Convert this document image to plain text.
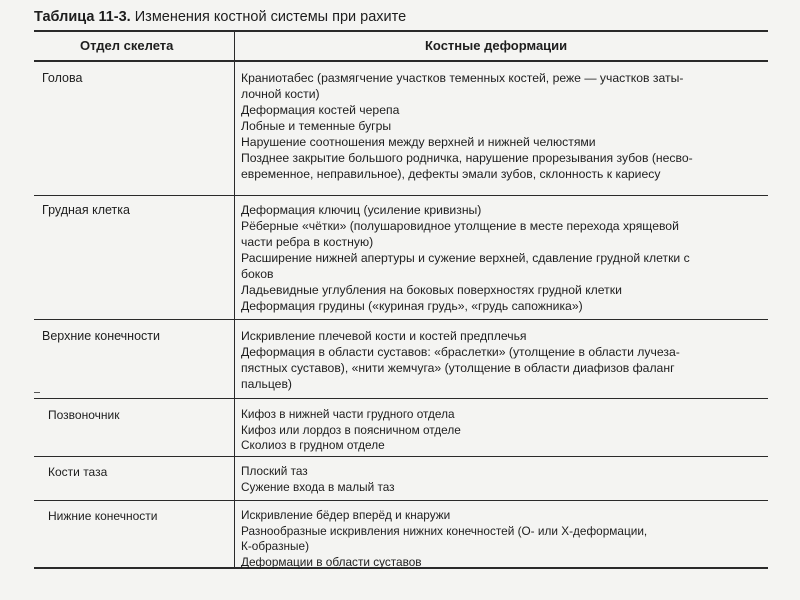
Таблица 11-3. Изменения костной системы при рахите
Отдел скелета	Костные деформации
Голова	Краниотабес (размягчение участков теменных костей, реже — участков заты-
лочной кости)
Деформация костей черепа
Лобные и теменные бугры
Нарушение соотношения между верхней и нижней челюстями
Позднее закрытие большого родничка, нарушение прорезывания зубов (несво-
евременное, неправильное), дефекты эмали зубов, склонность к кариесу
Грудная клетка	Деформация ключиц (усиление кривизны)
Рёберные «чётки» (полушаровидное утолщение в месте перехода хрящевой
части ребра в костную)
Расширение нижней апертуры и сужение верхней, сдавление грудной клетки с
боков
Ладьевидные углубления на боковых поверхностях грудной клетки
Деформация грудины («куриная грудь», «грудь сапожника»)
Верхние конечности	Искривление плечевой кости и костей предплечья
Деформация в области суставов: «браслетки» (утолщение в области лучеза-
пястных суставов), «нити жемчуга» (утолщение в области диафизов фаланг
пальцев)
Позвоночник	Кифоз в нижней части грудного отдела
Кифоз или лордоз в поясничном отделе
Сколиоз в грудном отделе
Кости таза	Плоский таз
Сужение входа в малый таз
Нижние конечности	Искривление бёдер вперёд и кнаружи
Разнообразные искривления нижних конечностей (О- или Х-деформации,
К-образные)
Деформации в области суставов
☆ ☆ ☆ ☆
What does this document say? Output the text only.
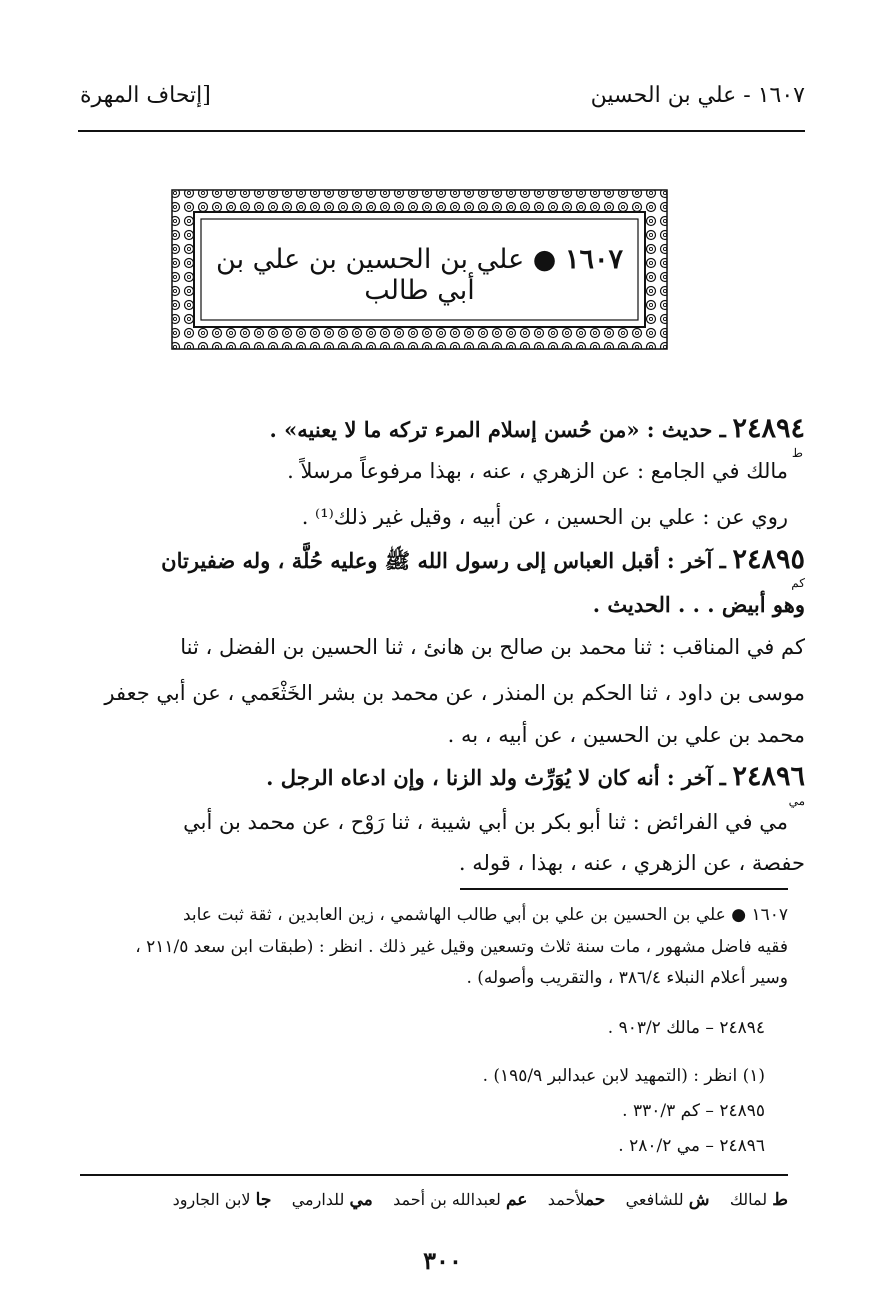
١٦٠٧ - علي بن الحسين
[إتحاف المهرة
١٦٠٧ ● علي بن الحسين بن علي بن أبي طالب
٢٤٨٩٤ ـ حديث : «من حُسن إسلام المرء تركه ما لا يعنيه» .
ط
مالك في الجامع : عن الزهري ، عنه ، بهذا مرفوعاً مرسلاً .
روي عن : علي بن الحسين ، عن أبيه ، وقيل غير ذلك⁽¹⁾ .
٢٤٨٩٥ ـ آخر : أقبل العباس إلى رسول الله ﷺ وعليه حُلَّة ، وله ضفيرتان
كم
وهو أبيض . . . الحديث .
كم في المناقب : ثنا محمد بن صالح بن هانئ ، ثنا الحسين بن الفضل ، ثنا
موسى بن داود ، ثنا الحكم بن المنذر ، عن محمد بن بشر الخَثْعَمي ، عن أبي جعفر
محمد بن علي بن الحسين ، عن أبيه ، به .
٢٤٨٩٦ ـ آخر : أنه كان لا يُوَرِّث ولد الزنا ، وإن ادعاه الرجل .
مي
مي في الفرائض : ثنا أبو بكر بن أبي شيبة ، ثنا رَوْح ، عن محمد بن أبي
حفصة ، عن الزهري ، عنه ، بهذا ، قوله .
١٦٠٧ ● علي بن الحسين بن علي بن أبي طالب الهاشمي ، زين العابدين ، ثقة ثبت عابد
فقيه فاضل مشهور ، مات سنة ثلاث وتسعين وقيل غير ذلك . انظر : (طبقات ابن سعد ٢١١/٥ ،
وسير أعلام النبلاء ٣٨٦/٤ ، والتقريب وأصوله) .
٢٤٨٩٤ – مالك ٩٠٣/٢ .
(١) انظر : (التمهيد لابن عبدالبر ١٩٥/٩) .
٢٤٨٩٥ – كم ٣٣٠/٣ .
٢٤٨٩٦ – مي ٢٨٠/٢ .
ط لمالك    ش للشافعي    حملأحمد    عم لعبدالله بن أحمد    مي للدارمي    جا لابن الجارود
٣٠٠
☆ ☆ ☆ ☆
> Required work: Find all the lines containing "отделе" in the material, then copy them.

> Final result:
Кифоз или лордоз в поясничном отделе
Сколиоз в грудном отделе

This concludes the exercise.